▸ Do this: Work through the following lines and count those that hold the word "Интервал". Reply with that number only.

▸ Entries provided:

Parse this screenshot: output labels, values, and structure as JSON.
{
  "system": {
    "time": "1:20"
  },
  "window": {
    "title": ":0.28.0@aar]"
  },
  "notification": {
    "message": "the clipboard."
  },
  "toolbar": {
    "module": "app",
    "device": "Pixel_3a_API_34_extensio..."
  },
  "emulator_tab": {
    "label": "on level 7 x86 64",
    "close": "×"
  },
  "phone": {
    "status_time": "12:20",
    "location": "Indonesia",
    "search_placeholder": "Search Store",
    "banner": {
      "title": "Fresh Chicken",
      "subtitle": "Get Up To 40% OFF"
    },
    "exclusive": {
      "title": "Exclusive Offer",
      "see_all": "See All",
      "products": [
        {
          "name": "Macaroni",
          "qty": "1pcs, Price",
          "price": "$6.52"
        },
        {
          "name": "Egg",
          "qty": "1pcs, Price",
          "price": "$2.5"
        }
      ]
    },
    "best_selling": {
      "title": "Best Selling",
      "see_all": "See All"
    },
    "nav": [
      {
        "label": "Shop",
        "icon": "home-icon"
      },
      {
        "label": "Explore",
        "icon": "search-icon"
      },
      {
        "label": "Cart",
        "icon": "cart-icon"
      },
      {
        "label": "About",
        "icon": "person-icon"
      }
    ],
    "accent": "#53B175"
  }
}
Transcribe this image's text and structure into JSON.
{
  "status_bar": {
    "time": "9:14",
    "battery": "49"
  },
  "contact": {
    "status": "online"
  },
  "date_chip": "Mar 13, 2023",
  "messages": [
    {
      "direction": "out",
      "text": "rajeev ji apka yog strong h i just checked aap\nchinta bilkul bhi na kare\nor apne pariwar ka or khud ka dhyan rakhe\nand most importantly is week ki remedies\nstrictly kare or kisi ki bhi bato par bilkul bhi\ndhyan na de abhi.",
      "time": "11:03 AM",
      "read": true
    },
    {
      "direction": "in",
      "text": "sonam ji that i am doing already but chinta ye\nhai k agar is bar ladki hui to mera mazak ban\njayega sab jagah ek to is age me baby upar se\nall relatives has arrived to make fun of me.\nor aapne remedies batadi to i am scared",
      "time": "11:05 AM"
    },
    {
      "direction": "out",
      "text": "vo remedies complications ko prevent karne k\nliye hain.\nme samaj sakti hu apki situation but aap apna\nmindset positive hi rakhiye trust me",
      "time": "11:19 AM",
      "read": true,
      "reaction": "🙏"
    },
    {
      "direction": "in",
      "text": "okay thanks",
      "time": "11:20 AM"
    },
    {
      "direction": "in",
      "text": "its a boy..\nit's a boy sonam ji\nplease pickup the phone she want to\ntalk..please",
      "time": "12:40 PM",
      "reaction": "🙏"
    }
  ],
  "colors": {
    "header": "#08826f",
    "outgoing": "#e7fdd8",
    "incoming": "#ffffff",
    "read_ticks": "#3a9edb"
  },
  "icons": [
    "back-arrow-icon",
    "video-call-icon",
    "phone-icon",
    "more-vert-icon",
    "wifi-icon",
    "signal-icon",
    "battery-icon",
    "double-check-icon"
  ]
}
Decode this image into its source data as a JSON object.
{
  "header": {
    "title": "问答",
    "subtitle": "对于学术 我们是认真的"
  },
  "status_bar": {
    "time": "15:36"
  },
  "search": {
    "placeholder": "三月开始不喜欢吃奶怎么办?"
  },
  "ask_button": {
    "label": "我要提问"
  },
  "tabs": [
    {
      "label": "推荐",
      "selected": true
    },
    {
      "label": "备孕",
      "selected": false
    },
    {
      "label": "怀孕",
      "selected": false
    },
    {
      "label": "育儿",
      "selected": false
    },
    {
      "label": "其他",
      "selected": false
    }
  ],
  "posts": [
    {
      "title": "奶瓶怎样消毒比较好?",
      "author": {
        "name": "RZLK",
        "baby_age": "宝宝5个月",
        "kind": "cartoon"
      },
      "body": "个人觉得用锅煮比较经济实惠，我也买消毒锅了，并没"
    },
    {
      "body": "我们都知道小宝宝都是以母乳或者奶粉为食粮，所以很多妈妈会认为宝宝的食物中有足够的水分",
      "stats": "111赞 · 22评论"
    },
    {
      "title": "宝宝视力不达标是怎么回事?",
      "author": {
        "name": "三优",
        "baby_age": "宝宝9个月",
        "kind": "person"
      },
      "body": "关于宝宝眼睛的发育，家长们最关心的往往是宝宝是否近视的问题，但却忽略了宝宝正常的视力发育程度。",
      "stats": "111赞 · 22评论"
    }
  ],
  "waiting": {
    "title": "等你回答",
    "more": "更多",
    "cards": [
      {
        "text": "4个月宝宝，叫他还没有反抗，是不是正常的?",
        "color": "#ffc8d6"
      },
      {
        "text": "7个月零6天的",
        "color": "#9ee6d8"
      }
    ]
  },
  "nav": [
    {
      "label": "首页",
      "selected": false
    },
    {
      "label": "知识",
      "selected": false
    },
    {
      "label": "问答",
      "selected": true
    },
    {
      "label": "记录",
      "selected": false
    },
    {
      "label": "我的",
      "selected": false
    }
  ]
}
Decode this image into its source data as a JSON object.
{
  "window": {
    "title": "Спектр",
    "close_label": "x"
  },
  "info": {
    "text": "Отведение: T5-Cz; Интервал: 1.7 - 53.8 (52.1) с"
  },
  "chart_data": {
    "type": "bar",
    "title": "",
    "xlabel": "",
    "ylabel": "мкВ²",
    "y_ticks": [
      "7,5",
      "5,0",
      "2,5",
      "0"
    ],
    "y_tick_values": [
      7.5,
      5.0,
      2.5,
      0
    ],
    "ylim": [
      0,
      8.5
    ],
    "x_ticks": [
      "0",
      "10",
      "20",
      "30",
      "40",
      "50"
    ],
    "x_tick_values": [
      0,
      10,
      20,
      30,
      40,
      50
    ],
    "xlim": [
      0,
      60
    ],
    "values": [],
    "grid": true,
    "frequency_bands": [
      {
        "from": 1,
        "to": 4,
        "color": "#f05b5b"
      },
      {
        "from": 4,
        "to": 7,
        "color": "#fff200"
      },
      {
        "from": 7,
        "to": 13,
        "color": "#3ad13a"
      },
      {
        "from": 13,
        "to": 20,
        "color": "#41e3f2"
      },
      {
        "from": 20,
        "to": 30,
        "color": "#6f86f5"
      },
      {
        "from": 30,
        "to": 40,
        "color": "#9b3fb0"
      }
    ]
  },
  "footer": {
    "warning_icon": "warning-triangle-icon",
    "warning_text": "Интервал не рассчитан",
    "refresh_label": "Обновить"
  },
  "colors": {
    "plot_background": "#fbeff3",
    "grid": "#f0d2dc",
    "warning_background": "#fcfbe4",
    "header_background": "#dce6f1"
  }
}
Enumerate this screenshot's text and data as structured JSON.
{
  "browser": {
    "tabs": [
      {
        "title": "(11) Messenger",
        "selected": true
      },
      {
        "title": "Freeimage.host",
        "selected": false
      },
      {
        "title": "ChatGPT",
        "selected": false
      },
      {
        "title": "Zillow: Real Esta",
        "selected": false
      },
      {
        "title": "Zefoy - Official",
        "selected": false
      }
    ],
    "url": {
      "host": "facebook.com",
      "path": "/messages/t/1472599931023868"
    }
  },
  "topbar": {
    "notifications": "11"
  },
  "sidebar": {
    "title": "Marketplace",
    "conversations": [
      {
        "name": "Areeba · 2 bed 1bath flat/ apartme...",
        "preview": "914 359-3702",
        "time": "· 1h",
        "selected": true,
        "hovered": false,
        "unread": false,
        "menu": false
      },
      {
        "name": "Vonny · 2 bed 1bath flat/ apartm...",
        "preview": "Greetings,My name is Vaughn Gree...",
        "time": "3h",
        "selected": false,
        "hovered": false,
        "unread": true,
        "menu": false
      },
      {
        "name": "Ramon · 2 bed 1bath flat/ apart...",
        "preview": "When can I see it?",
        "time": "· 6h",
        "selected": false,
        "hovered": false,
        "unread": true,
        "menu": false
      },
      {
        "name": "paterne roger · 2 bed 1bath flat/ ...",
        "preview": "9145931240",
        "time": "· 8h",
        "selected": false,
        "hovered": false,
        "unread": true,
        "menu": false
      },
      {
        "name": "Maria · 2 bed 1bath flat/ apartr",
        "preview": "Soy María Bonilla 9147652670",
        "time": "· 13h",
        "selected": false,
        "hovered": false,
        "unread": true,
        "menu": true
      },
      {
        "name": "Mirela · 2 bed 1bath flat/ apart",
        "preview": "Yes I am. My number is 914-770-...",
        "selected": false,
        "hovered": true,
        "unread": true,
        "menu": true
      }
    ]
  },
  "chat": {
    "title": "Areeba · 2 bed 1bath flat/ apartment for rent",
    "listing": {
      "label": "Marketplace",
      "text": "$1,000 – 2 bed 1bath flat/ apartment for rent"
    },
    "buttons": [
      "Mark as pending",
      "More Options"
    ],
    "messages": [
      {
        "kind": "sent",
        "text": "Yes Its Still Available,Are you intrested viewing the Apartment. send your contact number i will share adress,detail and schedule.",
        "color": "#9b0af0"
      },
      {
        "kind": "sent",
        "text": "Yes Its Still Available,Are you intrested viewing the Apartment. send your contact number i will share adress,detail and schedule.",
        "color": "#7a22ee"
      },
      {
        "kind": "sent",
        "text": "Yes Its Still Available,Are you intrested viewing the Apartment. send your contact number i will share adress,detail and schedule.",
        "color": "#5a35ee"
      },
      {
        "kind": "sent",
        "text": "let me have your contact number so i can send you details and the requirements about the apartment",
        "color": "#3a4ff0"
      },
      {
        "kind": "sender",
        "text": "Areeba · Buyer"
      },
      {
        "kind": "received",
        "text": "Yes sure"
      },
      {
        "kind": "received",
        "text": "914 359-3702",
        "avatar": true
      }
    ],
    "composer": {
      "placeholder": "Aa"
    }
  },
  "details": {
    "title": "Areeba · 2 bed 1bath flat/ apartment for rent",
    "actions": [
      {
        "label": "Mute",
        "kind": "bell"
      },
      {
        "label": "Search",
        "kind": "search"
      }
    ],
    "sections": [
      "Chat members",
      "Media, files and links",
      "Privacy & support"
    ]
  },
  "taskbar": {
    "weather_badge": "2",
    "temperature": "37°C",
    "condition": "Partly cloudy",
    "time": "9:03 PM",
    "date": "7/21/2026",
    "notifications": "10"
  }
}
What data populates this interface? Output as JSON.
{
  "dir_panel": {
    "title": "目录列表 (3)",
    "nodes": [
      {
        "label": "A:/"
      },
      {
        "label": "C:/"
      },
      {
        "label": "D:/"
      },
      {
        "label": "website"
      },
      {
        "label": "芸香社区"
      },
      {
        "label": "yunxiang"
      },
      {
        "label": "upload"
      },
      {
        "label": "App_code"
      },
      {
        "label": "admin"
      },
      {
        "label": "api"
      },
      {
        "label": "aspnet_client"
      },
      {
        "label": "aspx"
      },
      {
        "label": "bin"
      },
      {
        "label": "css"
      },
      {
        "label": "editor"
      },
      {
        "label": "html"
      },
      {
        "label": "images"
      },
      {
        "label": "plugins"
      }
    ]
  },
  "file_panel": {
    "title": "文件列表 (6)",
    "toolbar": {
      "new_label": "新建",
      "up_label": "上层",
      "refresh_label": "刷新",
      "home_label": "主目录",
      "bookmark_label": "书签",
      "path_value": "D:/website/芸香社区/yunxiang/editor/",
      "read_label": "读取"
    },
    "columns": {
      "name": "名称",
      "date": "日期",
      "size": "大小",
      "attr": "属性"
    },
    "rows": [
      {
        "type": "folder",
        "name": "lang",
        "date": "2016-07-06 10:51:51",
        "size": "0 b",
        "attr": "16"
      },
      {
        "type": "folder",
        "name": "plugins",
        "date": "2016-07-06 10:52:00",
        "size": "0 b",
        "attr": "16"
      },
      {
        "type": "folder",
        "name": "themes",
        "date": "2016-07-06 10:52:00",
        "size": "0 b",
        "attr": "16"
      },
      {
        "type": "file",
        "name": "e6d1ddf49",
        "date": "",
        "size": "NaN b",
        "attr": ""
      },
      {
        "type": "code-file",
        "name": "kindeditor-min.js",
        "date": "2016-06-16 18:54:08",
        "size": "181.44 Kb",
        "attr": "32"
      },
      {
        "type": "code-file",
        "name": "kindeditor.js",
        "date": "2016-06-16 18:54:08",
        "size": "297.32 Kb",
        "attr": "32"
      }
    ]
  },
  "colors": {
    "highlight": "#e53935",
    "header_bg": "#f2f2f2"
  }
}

▸ The completed task: 2